## Start THE DATA
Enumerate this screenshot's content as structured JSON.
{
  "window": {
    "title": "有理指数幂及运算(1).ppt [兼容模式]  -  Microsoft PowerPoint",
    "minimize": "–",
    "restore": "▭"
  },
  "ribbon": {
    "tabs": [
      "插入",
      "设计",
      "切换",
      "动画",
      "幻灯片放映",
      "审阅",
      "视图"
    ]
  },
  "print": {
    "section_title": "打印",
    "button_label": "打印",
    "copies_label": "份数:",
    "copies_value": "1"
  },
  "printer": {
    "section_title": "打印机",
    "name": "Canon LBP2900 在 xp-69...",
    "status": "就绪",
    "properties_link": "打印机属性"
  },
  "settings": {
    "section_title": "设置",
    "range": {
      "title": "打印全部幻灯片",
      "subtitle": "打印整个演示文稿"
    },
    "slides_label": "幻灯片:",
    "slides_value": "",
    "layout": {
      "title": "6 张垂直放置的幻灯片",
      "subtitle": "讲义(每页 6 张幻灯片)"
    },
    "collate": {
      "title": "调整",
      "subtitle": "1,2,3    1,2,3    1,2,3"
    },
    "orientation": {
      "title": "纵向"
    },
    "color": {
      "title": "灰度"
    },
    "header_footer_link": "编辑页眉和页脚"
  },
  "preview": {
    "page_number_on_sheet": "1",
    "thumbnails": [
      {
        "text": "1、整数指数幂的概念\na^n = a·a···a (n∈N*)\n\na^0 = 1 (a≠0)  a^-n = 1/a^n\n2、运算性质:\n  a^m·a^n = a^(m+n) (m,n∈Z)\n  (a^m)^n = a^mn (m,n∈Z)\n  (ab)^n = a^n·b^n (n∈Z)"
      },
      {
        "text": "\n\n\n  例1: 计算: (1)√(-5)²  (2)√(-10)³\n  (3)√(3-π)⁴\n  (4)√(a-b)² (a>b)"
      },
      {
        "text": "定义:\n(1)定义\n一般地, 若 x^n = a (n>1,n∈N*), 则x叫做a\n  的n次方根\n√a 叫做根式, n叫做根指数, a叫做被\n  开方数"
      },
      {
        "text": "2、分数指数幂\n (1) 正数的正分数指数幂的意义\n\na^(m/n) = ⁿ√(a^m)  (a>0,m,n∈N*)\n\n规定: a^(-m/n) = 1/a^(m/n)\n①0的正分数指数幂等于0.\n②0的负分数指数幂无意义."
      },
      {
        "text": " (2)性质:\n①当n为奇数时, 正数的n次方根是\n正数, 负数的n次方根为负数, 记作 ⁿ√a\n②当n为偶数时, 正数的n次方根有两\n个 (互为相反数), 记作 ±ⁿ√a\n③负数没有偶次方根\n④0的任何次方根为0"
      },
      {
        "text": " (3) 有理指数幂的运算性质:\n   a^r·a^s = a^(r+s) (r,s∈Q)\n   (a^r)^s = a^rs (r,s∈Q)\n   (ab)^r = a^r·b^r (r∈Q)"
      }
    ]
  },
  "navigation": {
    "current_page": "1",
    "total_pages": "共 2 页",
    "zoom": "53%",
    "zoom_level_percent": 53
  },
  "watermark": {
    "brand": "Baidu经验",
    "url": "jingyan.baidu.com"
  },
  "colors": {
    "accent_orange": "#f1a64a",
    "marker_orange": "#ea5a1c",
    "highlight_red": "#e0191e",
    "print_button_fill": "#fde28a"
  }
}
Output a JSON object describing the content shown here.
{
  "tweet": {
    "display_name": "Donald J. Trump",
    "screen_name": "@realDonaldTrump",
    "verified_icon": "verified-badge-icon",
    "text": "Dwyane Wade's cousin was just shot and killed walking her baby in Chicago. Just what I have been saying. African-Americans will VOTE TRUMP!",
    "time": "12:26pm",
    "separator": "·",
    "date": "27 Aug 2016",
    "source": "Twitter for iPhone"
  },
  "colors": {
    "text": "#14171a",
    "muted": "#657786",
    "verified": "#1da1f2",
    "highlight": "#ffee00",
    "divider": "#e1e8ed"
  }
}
## End THE DATA
» EXERCISE PROMPT
Type out the material again exactly as presented.

» WORKED SOLUTION
Enumerate this screenshot's content as structured JSON.
{
  "window": {
    "title": "有理指数幂及运算(1).ppt [兼容模式]  -  Microsoft PowerPoint",
    "minimize": "–",
    "restore": "▭"
  },
  "ribbon": {
    "tabs": [
      "插入",
      "设计",
      "切换",
      "动画",
      "幻灯片放映",
      "审阅",
      "视图"
    ]
  },
  "print": {
    "section_title": "打印",
    "button_label": "打印",
    "copies_label": "份数:",
    "copies_value": "1"
  },
  "printer": {
    "section_title": "打印机",
    "name": "Canon LBP2900 在 xp-69...",
    "status": "就绪",
    "properties_link": "打印机属性"
  },
  "settings": {
    "section_title": "设置",
    "range": {
      "title": "打印全部幻灯片",
      "subtitle": "打印整个演示文稿"
    },
    "slides_label": "幻灯片:",
    "slides_value": "",
    "layout": {
      "title": "6 张垂直放置的幻灯片",
      "subtitle": "讲义(每页 6 张幻灯片)"
    },
    "collate": {
      "title": "调整",
      "subtitle": "1,2,3    1,2,3    1,2,3"
    },
    "orientation": {
      "title": "纵向"
    },
    "color": {
      "title": "灰度"
    },
    "header_footer_link": "编辑页眉和页脚"
  },
  "preview": {
    "page_number_on_sheet": "1",
    "thumbnails": [
      {
        "text": "1、整数指数幂的概念\na^n = a·a···a (n∈N*)\n\na^0 = 1 (a≠0)  a^-n = 1/a^n\n2、运算性质:\n  a^m·a^n = a^(m+n) (m,n∈Z)\n  (a^m)^n = a^mn (m,n∈Z)\n  (ab)^n = a^n·b^n (n∈Z)"
      },
      {
        "text": "\n\n\n  例1: 计算: (1)√(-5)²  (2)√(-10)³\n  (3)√(3-π)⁴\n  (4)√(a-b)² (a>b)"
      },
      {
        "text": "定义:\n(1)定义\n一般地, 若 x^n = a (n>1,n∈N*), 则x叫做a\n  的n次方根\n√a 叫做根式, n叫做根指数, a叫做被\n  开方数"
      },
      {
        "text": "2、分数指数幂\n (1) 正数的正分数指数幂的意义\n\na^(m/n) = ⁿ√(a^m)  (a>0,m,n∈N*)\n\n规定: a^(-m/n) = 1/a^(m/n)\n①0的正分数指数幂等于0.\n②0的负分数指数幂无意义."
      },
      {
        "text": " (2)性质:\n①当n为奇数时, 正数的n次方根是\n正数, 负数的n次方根为负数, 记作 ⁿ√a\n②当n为偶数时, 正数的n次方根有两\n个 (互为相反数), 记作 ±ⁿ√a\n③负数没有偶次方根\n④0的任何次方根为0"
      },
      {
        "text": " (3) 有理指数幂的运算性质:\n   a^r·a^s = a^(r+s) (r,s∈Q)\n   (a^r)^s = a^rs (r,s∈Q)\n   (ab)^r = a^r·b^r (r∈Q)"
      }
    ]
  },
  "navigation": {
    "current_page": "1",
    "total_pages": "共 2 页",
    "zoom": "53%",
    "zoom_level_percent": 53
  },
  "watermark": {
    "brand": "Baidu经验",
    "url": "jingyan.baidu.com"
  },
  "colors": {
    "accent_orange": "#f1a64a",
    "marker_orange": "#ea5a1c",
    "highlight_red": "#e0191e",
    "print_button_fill": "#fde28a"
  }
}
Output a JSON object describing the content shown here.
{
  "tweet": {
    "display_name": "Donald J. Trump",
    "screen_name": "@realDonaldTrump",
    "verified_icon": "verified-badge-icon",
    "text": "Dwyane Wade's cousin was just shot and killed walking her baby in Chicago. Just what I have been saying. African-Americans will VOTE TRUMP!",
    "time": "12:26pm",
    "separator": "·",
    "date": "27 Aug 2016",
    "source": "Twitter for iPhone"
  },
  "colors": {
    "text": "#14171a",
    "muted": "#657786",
    "verified": "#1da1f2",
    "highlight": "#ffee00",
    "divider": "#e1e8ed"
  }
}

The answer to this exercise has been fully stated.